======== RECORDS SUPPLIED ========
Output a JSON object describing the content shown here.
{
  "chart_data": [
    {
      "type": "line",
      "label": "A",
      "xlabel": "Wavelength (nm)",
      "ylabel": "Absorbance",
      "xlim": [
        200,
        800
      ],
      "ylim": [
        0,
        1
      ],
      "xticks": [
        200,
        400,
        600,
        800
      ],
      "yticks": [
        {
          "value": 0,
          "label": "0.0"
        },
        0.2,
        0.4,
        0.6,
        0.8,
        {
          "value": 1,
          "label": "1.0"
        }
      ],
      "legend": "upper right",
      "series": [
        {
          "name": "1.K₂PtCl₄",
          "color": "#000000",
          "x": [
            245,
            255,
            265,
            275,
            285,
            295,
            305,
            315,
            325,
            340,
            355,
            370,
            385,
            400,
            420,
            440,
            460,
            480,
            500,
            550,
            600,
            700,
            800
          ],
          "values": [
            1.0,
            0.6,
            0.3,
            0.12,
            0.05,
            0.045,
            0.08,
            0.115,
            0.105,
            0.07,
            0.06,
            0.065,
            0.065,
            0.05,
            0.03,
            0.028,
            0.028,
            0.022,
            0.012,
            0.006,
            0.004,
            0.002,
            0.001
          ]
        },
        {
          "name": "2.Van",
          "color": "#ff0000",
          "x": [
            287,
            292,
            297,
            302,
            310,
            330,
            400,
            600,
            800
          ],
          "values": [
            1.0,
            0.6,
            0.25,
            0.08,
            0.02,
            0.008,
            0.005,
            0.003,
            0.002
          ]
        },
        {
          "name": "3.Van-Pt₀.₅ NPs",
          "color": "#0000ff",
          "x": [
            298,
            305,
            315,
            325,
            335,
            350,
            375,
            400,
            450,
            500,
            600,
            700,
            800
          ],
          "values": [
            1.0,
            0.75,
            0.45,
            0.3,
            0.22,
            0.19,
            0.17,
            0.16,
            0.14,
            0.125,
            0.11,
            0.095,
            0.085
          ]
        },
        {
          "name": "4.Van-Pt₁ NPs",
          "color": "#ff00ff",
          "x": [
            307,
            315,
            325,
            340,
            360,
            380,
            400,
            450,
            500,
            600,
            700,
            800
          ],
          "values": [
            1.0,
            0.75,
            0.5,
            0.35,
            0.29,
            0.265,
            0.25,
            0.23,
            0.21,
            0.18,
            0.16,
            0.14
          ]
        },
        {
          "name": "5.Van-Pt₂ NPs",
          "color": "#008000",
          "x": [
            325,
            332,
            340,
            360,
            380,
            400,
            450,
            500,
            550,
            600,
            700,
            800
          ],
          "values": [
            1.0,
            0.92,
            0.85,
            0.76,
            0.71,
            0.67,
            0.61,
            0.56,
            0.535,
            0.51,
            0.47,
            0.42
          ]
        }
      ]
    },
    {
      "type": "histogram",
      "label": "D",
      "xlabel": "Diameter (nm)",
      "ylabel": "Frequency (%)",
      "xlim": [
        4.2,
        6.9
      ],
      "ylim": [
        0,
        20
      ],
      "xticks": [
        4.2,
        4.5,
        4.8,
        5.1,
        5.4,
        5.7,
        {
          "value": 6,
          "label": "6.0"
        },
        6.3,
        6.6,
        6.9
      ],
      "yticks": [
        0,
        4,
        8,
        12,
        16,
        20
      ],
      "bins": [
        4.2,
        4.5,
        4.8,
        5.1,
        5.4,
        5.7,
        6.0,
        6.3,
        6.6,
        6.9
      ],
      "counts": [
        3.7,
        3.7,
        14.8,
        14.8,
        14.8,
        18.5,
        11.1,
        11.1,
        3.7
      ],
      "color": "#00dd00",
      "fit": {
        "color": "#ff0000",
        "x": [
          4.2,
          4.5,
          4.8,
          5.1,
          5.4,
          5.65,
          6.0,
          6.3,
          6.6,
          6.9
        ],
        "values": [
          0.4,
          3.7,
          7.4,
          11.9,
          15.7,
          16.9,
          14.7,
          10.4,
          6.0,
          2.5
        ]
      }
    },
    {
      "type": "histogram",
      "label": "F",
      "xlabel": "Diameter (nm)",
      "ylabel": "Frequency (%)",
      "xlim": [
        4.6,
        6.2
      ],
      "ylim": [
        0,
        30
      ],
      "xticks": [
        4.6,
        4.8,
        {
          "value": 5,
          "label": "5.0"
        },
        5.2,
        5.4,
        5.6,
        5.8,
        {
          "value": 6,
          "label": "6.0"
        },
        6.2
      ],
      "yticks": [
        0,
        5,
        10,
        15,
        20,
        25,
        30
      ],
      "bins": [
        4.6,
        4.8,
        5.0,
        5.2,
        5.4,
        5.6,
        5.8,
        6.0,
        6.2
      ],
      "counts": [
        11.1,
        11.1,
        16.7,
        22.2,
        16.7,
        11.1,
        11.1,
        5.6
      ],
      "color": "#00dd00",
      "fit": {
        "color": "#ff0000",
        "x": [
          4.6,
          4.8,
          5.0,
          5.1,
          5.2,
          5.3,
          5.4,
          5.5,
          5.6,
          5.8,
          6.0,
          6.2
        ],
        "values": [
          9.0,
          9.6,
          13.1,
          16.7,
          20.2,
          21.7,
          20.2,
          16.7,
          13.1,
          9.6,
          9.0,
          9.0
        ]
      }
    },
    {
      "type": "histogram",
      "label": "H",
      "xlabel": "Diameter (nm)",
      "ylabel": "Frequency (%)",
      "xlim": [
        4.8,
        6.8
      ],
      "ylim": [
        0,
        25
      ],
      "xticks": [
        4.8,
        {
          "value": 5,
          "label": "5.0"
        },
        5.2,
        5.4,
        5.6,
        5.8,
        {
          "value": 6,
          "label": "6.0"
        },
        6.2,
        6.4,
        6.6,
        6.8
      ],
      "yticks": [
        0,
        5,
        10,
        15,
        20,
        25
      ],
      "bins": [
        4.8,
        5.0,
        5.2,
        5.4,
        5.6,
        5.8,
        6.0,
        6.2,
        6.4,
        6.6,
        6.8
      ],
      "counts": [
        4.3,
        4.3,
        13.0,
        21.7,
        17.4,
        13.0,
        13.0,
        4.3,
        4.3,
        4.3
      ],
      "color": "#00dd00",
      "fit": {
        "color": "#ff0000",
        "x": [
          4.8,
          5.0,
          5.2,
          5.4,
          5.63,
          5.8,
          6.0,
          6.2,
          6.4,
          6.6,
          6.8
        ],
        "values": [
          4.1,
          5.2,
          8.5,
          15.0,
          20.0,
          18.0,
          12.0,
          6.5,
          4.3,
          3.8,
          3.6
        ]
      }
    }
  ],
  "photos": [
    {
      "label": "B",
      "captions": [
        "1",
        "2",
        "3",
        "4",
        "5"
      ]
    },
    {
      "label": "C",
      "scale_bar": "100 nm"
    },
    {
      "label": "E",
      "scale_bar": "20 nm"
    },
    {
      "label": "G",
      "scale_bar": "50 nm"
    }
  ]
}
========
Please reproduce each line exactly as written.

Output a JSON object describing the content shown here.
{
  "chart_data": [
    {
      "type": "line",
      "label": "A",
      "xlabel": "Wavelength (nm)",
      "ylabel": "Absorbance",
      "xlim": [
        200,
        800
      ],
      "ylim": [
        0,
        1
      ],
      "xticks": [
        200,
        400,
        600,
        800
      ],
      "yticks": [
        {
          "value": 0,
          "label": "0.0"
        },
        0.2,
        0.4,
        0.6,
        0.8,
        {
          "value": 1,
          "label": "1.0"
        }
      ],
      "legend": "upper right",
      "series": [
        {
          "name": "1.K₂PtCl₄",
          "color": "#000000",
          "x": [
            245,
            255,
            265,
            275,
            285,
            295,
            305,
            315,
            325,
            340,
            355,
            370,
            385,
            400,
            420,
            440,
            460,
            480,
            500,
            550,
            600,
            700,
            800
          ],
          "values": [
            1.0,
            0.6,
            0.3,
            0.12,
            0.05,
            0.045,
            0.08,
            0.115,
            0.105,
            0.07,
            0.06,
            0.065,
            0.065,
            0.05,
            0.03,
            0.028,
            0.028,
            0.022,
            0.012,
            0.006,
            0.004,
            0.002,
            0.001
          ]
        },
        {
          "name": "2.Van",
          "color": "#ff0000",
          "x": [
            287,
            292,
            297,
            302,
            310,
            330,
            400,
            600,
            800
          ],
          "values": [
            1.0,
            0.6,
            0.25,
            0.08,
            0.02,
            0.008,
            0.005,
            0.003,
            0.002
          ]
        },
        {
          "name": "3.Van-Pt₀.₅ NPs",
          "color": "#0000ff",
          "x": [
            298,
            305,
            315,
            325,
            335,
            350,
            375,
            400,
            450,
            500,
            600,
            700,
            800
          ],
          "values": [
            1.0,
            0.75,
            0.45,
            0.3,
            0.22,
            0.19,
            0.17,
            0.16,
            0.14,
            0.125,
            0.11,
            0.095,
            0.085
          ]
        },
        {
          "name": "4.Van-Pt₁ NPs",
          "color": "#ff00ff",
          "x": [
            307,
            315,
            325,
            340,
            360,
            380,
            400,
            450,
            500,
            600,
            700,
            800
          ],
          "values": [
            1.0,
            0.75,
            0.5,
            0.35,
            0.29,
            0.265,
            0.25,
            0.23,
            0.21,
            0.18,
            0.16,
            0.14
          ]
        },
        {
          "name": "5.Van-Pt₂ NPs",
          "color": "#008000",
          "x": [
            325,
            332,
            340,
            360,
            380,
            400,
            450,
            500,
            550,
            600,
            700,
            800
          ],
          "values": [
            1.0,
            0.92,
            0.85,
            0.76,
            0.71,
            0.67,
            0.61,
            0.56,
            0.535,
            0.51,
            0.47,
            0.42
          ]
        }
      ]
    },
    {
      "type": "histogram",
      "label": "D",
      "xlabel": "Diameter (nm)",
      "ylabel": "Frequency (%)",
      "xlim": [
        4.2,
        6.9
      ],
      "ylim": [
        0,
        20
      ],
      "xticks": [
        4.2,
        4.5,
        4.8,
        5.1,
        5.4,
        5.7,
        {
          "value": 6,
          "label": "6.0"
        },
        6.3,
        6.6,
        6.9
      ],
      "yticks": [
        0,
        4,
        8,
        12,
        16,
        20
      ],
      "bins": [
        4.2,
        4.5,
        4.8,
        5.1,
        5.4,
        5.7,
        6.0,
        6.3,
        6.6,
        6.9
      ],
      "counts": [
        3.7,
        3.7,
        14.8,
        14.8,
        14.8,
        18.5,
        11.1,
        11.1,
        3.7
      ],
      "color": "#00dd00",
      "fit": {
        "color": "#ff0000",
        "x": [
          4.2,
          4.5,
          4.8,
          5.1,
          5.4,
          5.65,
          6.0,
          6.3,
          6.6,
          6.9
        ],
        "values": [
          0.4,
          3.7,
          7.4,
          11.9,
          15.7,
          16.9,
          14.7,
          10.4,
          6.0,
          2.5
        ]
      }
    },
    {
      "type": "histogram",
      "label": "F",
      "xlabel": "Diameter (nm)",
      "ylabel": "Frequency (%)",
      "xlim": [
        4.6,
        6.2
      ],
      "ylim": [
        0,
        30
      ],
      "xticks": [
        4.6,
        4.8,
        {
          "value": 5,
          "label": "5.0"
        },
        5.2,
        5.4,
        5.6,
        5.8,
        {
          "value": 6,
          "label": "6.0"
        },
        6.2
      ],
      "yticks": [
        0,
        5,
        10,
        15,
        20,
        25,
        30
      ],
      "bins": [
        4.6,
        4.8,
        5.0,
        5.2,
        5.4,
        5.6,
        5.8,
        6.0,
        6.2
      ],
      "counts": [
        11.1,
        11.1,
        16.7,
        22.2,
        16.7,
        11.1,
        11.1,
        5.6
      ],
      "color": "#00dd00",
      "fit": {
        "color": "#ff0000",
        "x": [
          4.6,
          4.8,
          5.0,
          5.1,
          5.2,
          5.3,
          5.4,
          5.5,
          5.6,
          5.8,
          6.0,
          6.2
        ],
        "values": [
          9.0,
          9.6,
          13.1,
          16.7,
          20.2,
          21.7,
          20.2,
          16.7,
          13.1,
          9.6,
          9.0,
          9.0
        ]
      }
    },
    {
      "type": "histogram",
      "label": "H",
      "xlabel": "Diameter (nm)",
      "ylabel": "Frequency (%)",
      "xlim": [
        4.8,
        6.8
      ],
      "ylim": [
        0,
        25
      ],
      "xticks": [
        4.8,
        {
          "value": 5,
          "label": "5.0"
        },
        5.2,
        5.4,
        5.6,
        5.8,
        {
          "value": 6,
          "label": "6.0"
        },
        6.2,
        6.4,
        6.6,
        6.8
      ],
      "yticks": [
        0,
        5,
        10,
        15,
        20,
        25
      ],
      "bins": [
        4.8,
        5.0,
        5.2,
        5.4,
        5.6,
        5.8,
        6.0,
        6.2,
        6.4,
        6.6,
        6.8
      ],
      "counts": [
        4.3,
        4.3,
        13.0,
        21.7,
        17.4,
        13.0,
        13.0,
        4.3,
        4.3,
        4.3
      ],
      "color": "#00dd00",
      "fit": {
        "color": "#ff0000",
        "x": [
          4.8,
          5.0,
          5.2,
          5.4,
          5.63,
          5.8,
          6.0,
          6.2,
          6.4,
          6.6,
          6.8
        ],
        "values": [
          4.1,
          5.2,
          8.5,
          15.0,
          20.0,
          18.0,
          12.0,
          6.5,
          4.3,
          3.8,
          3.6
        ]
      }
    }
  ],
  "photos": [
    {
      "label": "B",
      "captions": [
        "1",
        "2",
        "3",
        "4",
        "5"
      ]
    },
    {
      "label": "C",
      "scale_bar": "100 nm"
    },
    {
      "label": "E",
      "scale_bar": "20 nm"
    },
    {
      "label": "G",
      "scale_bar": "50 nm"
    }
  ]
}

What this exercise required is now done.